Job: Gather all lines containing the string "relative" and copy them out.

Entries supplied:
==*==

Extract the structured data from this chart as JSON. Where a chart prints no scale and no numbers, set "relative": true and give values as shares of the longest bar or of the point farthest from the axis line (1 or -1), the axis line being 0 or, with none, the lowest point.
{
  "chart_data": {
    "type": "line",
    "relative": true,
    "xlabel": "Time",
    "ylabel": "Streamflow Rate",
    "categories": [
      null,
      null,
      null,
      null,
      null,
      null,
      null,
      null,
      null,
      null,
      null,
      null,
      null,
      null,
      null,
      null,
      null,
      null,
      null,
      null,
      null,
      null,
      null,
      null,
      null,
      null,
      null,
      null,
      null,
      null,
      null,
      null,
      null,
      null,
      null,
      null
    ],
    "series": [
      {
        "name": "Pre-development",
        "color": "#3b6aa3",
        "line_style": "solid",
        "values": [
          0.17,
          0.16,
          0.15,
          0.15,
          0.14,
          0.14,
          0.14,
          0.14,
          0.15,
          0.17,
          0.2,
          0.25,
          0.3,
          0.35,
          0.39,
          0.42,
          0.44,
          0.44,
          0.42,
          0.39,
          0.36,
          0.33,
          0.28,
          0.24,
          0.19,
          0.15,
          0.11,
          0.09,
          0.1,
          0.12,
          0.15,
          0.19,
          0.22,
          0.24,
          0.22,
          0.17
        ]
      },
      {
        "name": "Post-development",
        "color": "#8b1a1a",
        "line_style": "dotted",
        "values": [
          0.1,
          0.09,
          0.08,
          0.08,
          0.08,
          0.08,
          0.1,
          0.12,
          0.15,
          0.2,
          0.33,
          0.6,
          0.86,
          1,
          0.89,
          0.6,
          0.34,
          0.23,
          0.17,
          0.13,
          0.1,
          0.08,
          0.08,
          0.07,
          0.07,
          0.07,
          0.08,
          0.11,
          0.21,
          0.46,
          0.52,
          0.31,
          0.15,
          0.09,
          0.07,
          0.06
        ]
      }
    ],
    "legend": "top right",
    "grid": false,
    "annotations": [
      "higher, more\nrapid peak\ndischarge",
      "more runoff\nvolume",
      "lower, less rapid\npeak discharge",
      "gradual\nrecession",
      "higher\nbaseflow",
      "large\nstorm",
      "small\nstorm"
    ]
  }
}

==*==

Output for this exercise:
Extract the structured data from this chart as JSON. Where a chart prints no scale and no numbers, set "relative": true and give values as shares of the longest bar or of the point farthest from the axis line (1 or -1), the axis line being 0 or, with none, the lowest point.
    "relative": true,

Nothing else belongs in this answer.